[Collected data]
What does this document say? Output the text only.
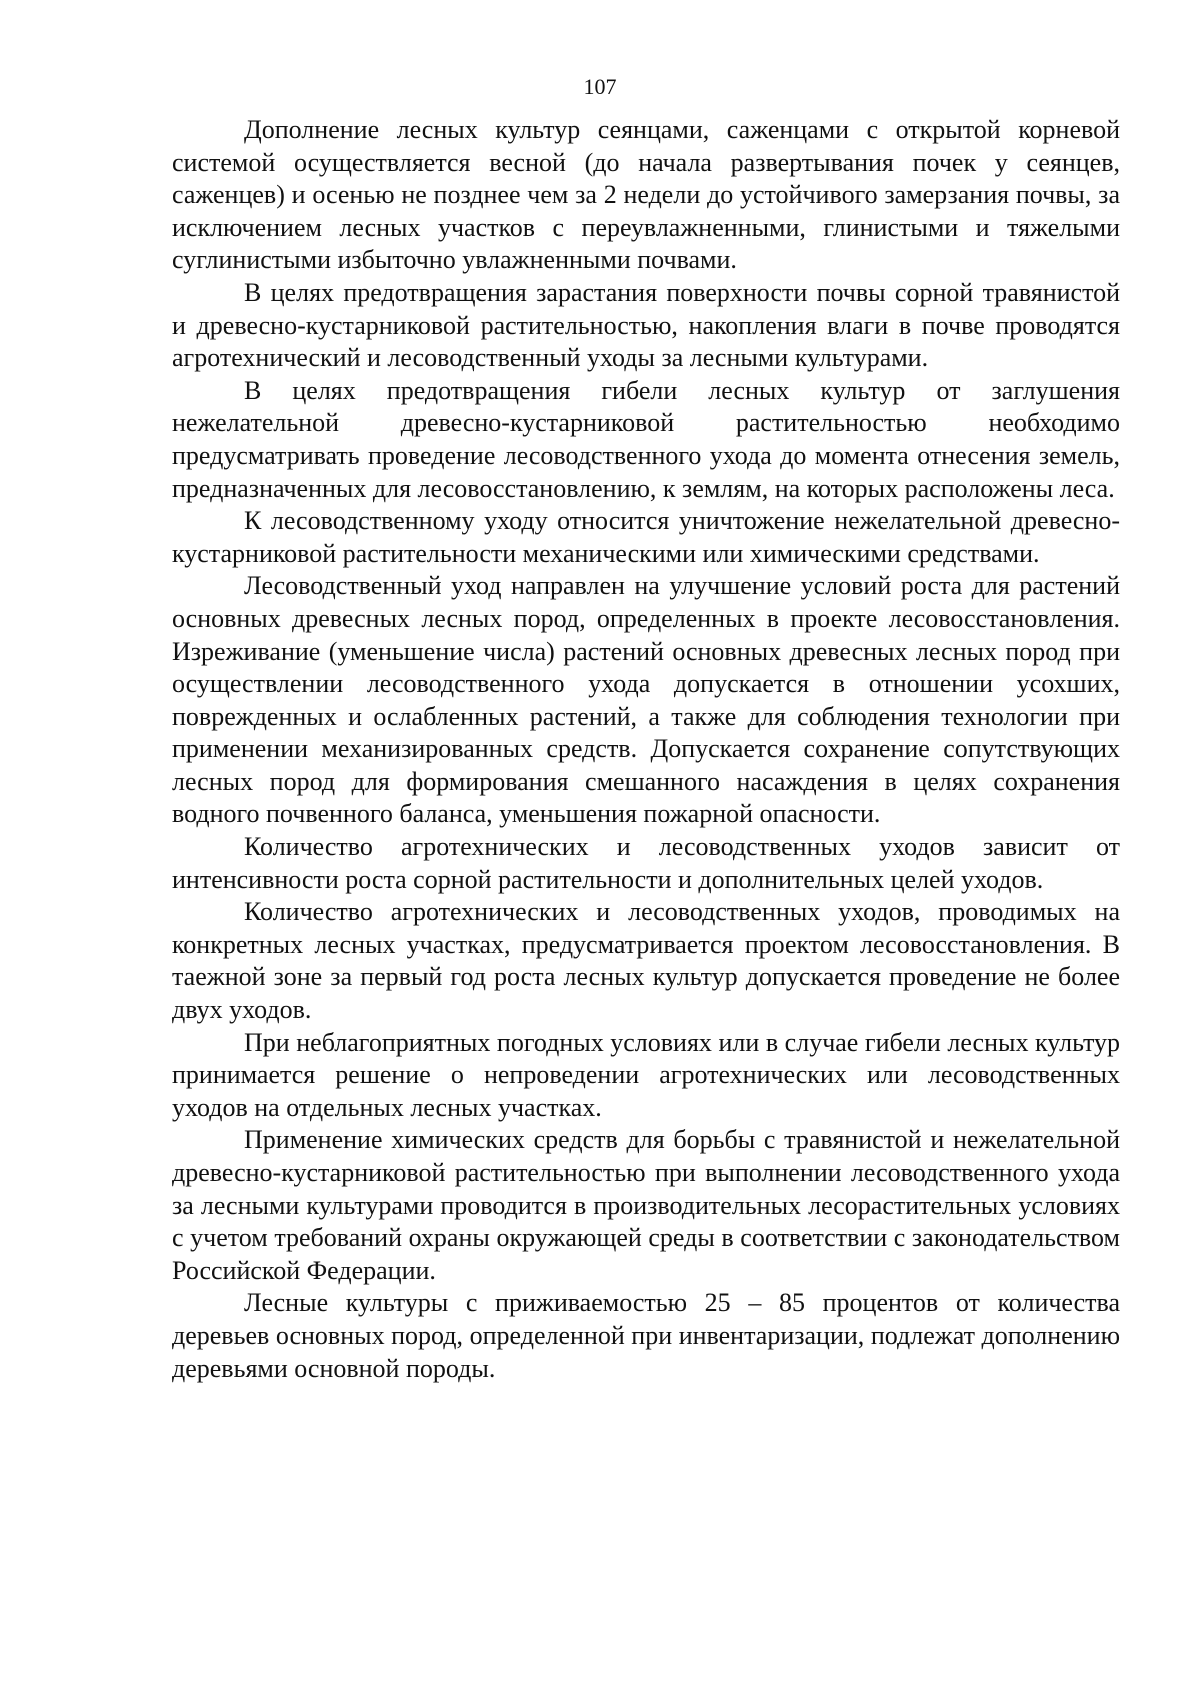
107

Дополнение лесных культур сеянцами, саженцами с открытой корневой системой осуществляется весной (до начала развертывания почек у сеянцев, саженцев) и осенью не позднее чем за 2 недели до устойчивого замерзания почвы, за исключением лесных участков с переувлажненными, глинистыми и тяжелыми суглинистыми избыточно увлажненными почвами.

В целях предотвращения зарастания поверхности почвы сорной травянистой и древесно-кустарниковой растительностью, накопления влаги в почве проводятся агротехнический и лесоводственный уходы за лесными культурами.

В целях предотвращения гибели лесных культур от заглушения нежелательной древесно-кустарниковой растительностью необходимо предусматривать проведение лесоводственного ухода до момента отнесения земель, предназначенных для лесовосстановлению, к землям, на которых расположены леса.

К лесоводственному уходу относится уничтожение нежелательной древесно-кустарниковой растительности механическими или химическими средствами.

Лесоводственный уход направлен на улучшение условий роста для растений основных древесных лесных пород, определенных в проекте лесовосстановления. Изреживание (уменьшение числа) растений основных древесных лесных пород при осуществлении лесоводственного ухода допускается в отношении усохших, поврежденных и ослабленных растений, а также для соблюдения технологии при применении механизированных средств. Допускается сохранение сопутствующих лесных пород для формирования смешанного насаждения в целях сохранения водного почвенного баланса, уменьшения пожарной опасности.

Количество агротехнических и лесоводственных уходов зависит от интенсивности роста сорной растительности и дополнительных целей уходов.

Количество агротехнических и лесоводственных уходов, проводимых на конкретных лесных участках, предусматривается проектом лесовосстановления. В таежной зоне за первый год роста лесных культур допускается проведение не более двух уходов.

При неблагоприятных погодных условиях или в случае гибели лесных культур принимается решение о непроведении агротехнических или лесоводственных уходов на отдельных лесных участках.

Применение химических средств для борьбы с травянистой и нежелательной древесно-кустарниковой растительностью при выполнении лесоводственного ухода за лесными культурами проводится в производительных лесорастительных условиях с учетом требований охраны окружающей среды в соответствии с законодательством Российской Федерации.

Лесные культуры с приживаемостью 25 – 85 процентов от количества деревьев основных пород, определенной при инвентаризации, подлежат дополнению деревьями основной породы.
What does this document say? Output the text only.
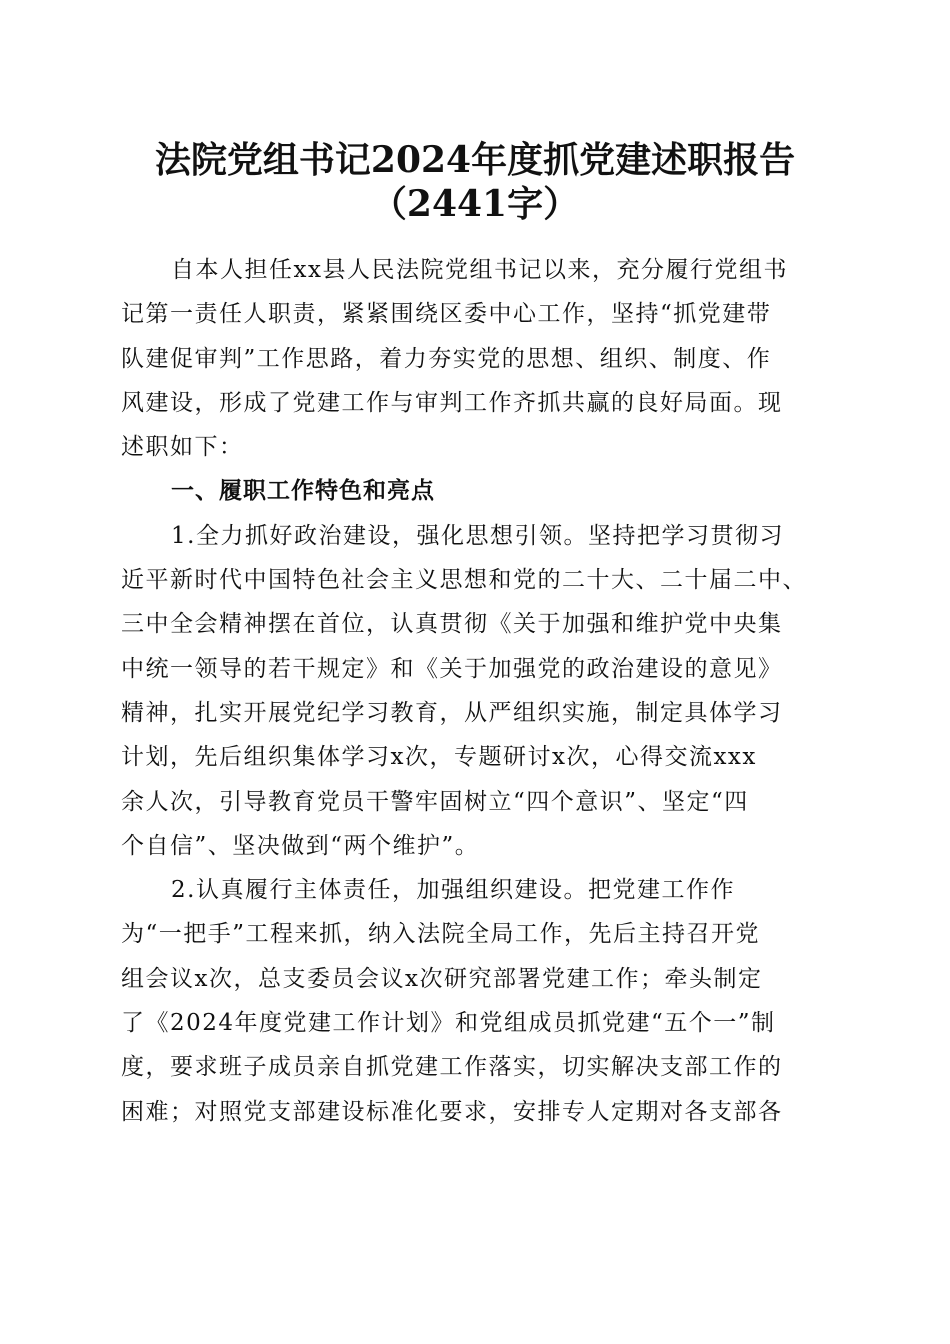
法院党组书记2024年度抓党建述职报告
（2441字）
自本人担任xx县人民法院党组书记以来，充分履行党组书
记第一责任人职责，紧紧围绕区委中心工作，坚持“抓党建带
队建促审判”工作思路，着力夯实党的思想、组织、制度、作
风建设，形成了党建工作与审判工作齐抓共赢的良好局面。现
述职如下：
一、履职工作特色和亮点
1.全力抓好政治建设，强化思想引领。坚持把学习贯彻习
近平新时代中国特色社会主义思想和党的二十大、二十届二中、
三中全会精神摆在首位，认真贯彻《关于加强和维护党中央集
中统一领导的若干规定》和《关于加强党的政治建设的意见》
精神，扎实开展党纪学习教育，从严组织实施，制定具体学习
计划，先后组织集体学习x次，专题研讨x次，心得交流xxx
余人次，引导教育党员干警牢固树立“四个意识”、坚定“四
个自信”、坚决做到“两个维护”。
2.认真履行主体责任，加强组织建设。把党建工作作
为“一把手”工程来抓，纳入法院全局工作，先后主持召开党
组会议x次，总支委员会议x次研究部署党建工作；牵头制定
了《2024年度党建工作计划》和党组成员抓党建“五个一”制
度，要求班子成员亲自抓党建工作落实，切实解决支部工作的
困难；对照党支部建设标准化要求，安排专人定期对各支部各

▸ REQUIRED WORK:
Leave every image out, and retype the material exactly.

▸ ANSWER TO THE TASK:
What does this document say? Output the text only.
107

Дополнение лесных культур сеянцами, саженцами с открытой корневой системой осуществляется весной (до начала развертывания почек у сеянцев, саженцев) и осенью не позднее чем за 2 недели до устойчивого замерзания почвы, за исключением лесных участков с переувлажненными, глинистыми и тяжелыми суглинистыми избыточно увлажненными почвами.

В целях предотвращения зарастания поверхности почвы сорной травянистой и древесно-кустарниковой растительностью, накопления влаги в почве проводятся агротехнический и лесоводственный уходы за лесными культурами.

В целях предотвращения гибели лесных культур от заглушения нежелательной древесно-кустарниковой растительностью необходимо предусматривать проведение лесоводственного ухода до момента отнесения земель, предназначенных для лесовосстановлению, к землям, на которых расположены леса.

К лесоводственному уходу относится уничтожение нежелательной древесно-кустарниковой растительности механическими или химическими средствами.

Лесоводственный уход направлен на улучшение условий роста для растений основных древесных лесных пород, определенных в проекте лесовосстановления. Изреживание (уменьшение числа) растений основных древесных лесных пород при осуществлении лесоводственного ухода допускается в отношении усохших, поврежденных и ослабленных растений, а также для соблюдения технологии при применении механизированных средств. Допускается сохранение сопутствующих лесных пород для формирования смешанного насаждения в целях сохранения водного почвенного баланса, уменьшения пожарной опасности.

Количество агротехнических и лесоводственных уходов зависит от интенсивности роста сорной растительности и дополнительных целей уходов.

Количество агротехнических и лесоводственных уходов, проводимых на конкретных лесных участках, предусматривается проектом лесовосстановления. В таежной зоне за первый год роста лесных культур допускается проведение не более двух уходов.

При неблагоприятных погодных условиях или в случае гибели лесных культур принимается решение о непроведении агротехнических или лесоводственных уходов на отдельных лесных участках.

Применение химических средств для борьбы с травянистой и нежелательной древесно-кустарниковой растительностью при выполнении лесоводственного ухода за лесными культурами проводится в производительных лесорастительных условиях с учетом требований охраны окружающей среды в соответствии с законодательством Российской Федерации.

Лесные культуры с приживаемостью 25 – 85 процентов от количества деревьев основных пород, определенной при инвентаризации, подлежат дополнению деревьями основной породы.
What does this document say? Output the text only.
法院党组书记2024年度抓党建述职报告
（2441字）
自本人担任xx县人民法院党组书记以来，充分履行党组书
记第一责任人职责，紧紧围绕区委中心工作，坚持“抓党建带
队建促审判”工作思路，着力夯实党的思想、组织、制度、作
风建设，形成了党建工作与审判工作齐抓共赢的良好局面。现
述职如下：
一、履职工作特色和亮点
1.全力抓好政治建设，强化思想引领。坚持把学习贯彻习
近平新时代中国特色社会主义思想和党的二十大、二十届二中、
三中全会精神摆在首位，认真贯彻《关于加强和维护党中央集
中统一领导的若干规定》和《关于加强党的政治建设的意见》
精神，扎实开展党纪学习教育，从严组织实施，制定具体学习
计划，先后组织集体学习x次，专题研讨x次，心得交流xxx
余人次，引导教育党员干警牢固树立“四个意识”、坚定“四
个自信”、坚决做到“两个维护”。
2.认真履行主体责任，加强组织建设。把党建工作作
为“一把手”工程来抓，纳入法院全局工作，先后主持召开党
组会议x次，总支委员会议x次研究部署党建工作；牵头制定
了《2024年度党建工作计划》和党组成员抓党建“五个一”制
度，要求班子成员亲自抓党建工作落实，切实解决支部工作的
困难；对照党支部建设标准化要求，安排专人定期对各支部各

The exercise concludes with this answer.